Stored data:
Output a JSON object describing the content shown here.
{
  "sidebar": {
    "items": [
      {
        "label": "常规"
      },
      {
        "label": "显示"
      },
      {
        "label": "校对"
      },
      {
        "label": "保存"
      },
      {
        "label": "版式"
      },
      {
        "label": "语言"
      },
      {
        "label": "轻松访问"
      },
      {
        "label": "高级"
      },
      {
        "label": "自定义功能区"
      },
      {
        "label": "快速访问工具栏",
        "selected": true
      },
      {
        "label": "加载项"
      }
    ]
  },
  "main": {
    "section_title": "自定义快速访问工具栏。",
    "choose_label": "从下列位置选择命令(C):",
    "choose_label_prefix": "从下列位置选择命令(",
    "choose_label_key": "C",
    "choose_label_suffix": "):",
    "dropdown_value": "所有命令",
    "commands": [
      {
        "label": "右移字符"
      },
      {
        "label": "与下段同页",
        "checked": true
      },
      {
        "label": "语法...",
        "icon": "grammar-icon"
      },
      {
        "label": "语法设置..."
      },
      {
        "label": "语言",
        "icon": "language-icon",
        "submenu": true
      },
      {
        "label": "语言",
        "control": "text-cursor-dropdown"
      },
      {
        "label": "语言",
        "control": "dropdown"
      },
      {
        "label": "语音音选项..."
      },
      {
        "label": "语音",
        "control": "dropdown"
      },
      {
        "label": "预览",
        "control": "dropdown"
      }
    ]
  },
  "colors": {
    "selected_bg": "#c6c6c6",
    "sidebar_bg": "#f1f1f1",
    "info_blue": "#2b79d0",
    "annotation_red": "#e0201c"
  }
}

- _TASK BRIEF_
Report the number of lines of the listing above that hold the string "从下列位置选择命令", with no other text.

- _WORKED SOLUTION_
2